- **TASK STATEMENT**:
Reproduce the rows below verbatim, from the first one up to and including the line that contains "std-diff-value: -0.700: [877, 1027, 1014, 1080]".

- **RECORD EXCERPTS**:
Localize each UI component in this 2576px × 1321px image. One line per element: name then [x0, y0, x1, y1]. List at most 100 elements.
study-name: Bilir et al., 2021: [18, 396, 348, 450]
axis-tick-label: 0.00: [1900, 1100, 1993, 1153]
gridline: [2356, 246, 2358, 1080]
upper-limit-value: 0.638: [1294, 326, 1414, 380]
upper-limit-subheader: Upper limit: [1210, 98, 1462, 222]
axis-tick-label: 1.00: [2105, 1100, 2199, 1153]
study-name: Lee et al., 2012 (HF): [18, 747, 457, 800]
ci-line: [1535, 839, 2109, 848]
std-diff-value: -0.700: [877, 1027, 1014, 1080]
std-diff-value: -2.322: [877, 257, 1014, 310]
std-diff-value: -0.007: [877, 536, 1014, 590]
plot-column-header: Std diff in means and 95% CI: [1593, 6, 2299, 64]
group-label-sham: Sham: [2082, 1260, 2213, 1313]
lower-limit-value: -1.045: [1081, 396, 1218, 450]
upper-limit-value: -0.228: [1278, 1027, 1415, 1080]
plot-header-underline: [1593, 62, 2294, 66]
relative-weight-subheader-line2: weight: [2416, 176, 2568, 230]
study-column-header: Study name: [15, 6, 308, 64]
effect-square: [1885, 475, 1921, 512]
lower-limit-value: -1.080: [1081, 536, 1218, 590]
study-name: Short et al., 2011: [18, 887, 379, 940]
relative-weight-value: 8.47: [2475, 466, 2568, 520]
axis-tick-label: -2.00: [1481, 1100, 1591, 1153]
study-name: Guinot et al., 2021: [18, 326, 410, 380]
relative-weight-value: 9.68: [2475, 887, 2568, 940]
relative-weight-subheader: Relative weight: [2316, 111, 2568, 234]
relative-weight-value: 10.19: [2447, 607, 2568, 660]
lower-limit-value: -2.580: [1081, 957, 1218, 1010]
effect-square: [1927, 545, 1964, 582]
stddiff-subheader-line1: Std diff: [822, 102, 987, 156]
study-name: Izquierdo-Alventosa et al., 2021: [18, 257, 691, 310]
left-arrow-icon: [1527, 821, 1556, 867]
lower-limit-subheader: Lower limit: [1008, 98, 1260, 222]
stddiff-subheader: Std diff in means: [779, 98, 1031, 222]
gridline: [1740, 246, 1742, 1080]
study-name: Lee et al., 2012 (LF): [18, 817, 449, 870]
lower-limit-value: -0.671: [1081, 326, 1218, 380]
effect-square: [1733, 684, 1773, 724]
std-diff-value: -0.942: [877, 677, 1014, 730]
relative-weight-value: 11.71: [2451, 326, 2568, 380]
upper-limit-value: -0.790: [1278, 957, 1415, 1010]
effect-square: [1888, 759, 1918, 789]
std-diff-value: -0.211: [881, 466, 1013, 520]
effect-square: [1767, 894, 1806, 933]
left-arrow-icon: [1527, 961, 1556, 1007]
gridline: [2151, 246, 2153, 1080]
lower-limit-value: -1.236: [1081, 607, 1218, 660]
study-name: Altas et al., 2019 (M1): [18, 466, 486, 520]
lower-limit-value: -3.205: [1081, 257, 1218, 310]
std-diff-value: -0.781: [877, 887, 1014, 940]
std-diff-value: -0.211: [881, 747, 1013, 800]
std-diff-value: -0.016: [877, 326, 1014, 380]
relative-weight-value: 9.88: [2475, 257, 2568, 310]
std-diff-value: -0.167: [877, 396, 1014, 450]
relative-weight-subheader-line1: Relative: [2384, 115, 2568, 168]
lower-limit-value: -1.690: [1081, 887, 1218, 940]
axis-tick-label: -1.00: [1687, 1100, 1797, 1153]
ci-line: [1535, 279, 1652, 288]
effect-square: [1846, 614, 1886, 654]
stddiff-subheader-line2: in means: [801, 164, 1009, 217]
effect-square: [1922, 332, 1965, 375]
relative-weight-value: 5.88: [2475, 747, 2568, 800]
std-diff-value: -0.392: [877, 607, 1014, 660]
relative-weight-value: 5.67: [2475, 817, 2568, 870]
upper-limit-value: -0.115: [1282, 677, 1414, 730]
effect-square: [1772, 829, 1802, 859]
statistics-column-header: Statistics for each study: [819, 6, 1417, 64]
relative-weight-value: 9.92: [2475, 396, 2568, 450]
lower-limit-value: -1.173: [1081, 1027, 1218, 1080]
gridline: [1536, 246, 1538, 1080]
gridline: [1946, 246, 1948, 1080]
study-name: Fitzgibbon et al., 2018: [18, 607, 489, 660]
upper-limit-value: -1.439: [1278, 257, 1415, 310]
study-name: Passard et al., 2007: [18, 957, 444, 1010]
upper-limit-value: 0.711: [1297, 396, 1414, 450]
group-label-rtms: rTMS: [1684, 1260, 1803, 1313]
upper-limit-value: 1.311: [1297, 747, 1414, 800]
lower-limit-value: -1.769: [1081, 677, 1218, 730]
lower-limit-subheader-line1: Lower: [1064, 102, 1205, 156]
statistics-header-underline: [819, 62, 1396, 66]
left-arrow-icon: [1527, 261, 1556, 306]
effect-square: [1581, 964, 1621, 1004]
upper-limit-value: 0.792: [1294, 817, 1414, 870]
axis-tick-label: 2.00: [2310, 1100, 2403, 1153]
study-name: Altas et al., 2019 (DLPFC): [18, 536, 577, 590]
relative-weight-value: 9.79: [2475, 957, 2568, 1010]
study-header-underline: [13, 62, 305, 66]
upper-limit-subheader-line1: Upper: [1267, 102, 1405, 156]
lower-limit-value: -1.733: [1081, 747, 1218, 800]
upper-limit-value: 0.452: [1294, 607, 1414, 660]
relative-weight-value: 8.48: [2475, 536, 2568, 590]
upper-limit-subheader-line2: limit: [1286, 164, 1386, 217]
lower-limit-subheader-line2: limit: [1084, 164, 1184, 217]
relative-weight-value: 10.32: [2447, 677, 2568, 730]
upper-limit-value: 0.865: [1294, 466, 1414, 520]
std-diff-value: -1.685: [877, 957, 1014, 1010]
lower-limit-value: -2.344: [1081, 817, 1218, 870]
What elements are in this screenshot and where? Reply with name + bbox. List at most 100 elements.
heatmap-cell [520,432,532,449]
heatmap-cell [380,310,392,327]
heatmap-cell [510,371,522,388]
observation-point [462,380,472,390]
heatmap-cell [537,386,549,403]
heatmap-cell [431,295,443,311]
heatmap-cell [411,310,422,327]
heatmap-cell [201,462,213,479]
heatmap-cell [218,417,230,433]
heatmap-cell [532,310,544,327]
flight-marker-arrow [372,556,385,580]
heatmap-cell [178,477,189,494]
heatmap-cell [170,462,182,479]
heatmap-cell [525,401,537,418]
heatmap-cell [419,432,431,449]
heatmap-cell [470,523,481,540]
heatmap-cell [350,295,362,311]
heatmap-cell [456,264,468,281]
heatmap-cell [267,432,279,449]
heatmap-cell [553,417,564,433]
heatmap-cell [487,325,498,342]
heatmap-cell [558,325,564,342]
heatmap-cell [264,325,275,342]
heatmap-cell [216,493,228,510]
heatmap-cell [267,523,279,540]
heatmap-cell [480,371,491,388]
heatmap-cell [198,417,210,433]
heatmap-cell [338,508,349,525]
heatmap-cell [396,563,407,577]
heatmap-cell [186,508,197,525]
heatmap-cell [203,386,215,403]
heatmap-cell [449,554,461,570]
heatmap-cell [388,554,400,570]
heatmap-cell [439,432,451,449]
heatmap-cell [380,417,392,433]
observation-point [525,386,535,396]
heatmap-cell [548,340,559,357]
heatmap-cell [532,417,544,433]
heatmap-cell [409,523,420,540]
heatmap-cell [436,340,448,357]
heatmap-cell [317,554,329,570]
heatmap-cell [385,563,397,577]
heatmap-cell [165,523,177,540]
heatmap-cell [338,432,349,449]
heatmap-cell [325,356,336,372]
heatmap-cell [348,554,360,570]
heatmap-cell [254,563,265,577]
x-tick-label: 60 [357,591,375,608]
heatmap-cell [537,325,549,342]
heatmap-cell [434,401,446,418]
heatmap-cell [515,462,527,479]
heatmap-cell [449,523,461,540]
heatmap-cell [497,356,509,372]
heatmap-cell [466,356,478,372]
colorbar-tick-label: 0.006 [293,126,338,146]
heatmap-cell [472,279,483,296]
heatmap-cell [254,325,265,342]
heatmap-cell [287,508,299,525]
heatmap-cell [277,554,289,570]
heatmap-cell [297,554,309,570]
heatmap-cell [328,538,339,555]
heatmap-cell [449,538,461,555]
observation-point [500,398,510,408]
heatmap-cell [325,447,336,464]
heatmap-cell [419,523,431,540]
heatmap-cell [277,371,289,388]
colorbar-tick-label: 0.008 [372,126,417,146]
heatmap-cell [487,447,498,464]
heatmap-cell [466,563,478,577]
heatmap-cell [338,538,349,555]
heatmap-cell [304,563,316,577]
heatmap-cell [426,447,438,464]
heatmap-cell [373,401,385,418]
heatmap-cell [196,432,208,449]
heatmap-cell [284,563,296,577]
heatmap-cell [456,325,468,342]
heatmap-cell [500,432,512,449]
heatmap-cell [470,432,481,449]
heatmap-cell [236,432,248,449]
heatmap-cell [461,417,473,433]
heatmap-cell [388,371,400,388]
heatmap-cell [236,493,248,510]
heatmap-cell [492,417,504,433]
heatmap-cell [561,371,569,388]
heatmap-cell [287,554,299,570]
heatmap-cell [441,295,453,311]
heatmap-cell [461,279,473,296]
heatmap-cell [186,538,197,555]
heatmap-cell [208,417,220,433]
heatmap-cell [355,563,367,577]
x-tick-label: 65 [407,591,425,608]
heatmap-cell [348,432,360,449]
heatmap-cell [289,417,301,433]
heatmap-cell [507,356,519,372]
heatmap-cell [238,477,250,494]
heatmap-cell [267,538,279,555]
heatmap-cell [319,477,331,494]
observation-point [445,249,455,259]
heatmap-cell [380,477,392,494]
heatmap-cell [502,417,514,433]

- **SOLUTION**:
Localize each UI component in this 2576px × 1321px image. One line per element: name then [x0, y0, x1, y1]. List at most 100 elements.
study-name: Bilir et al., 2021: [18, 396, 348, 450]
axis-tick-label: 0.00: [1900, 1100, 1993, 1153]
gridline: [2356, 246, 2358, 1080]
upper-limit-value: 0.638: [1294, 326, 1414, 380]
upper-limit-subheader: Upper limit: [1210, 98, 1462, 222]
axis-tick-label: 1.00: [2105, 1100, 2199, 1153]
study-name: Lee et al., 2012 (HF): [18, 747, 457, 800]
ci-line: [1535, 839, 2109, 848]
std-diff-value: -0.700: [877, 1027, 1014, 1080]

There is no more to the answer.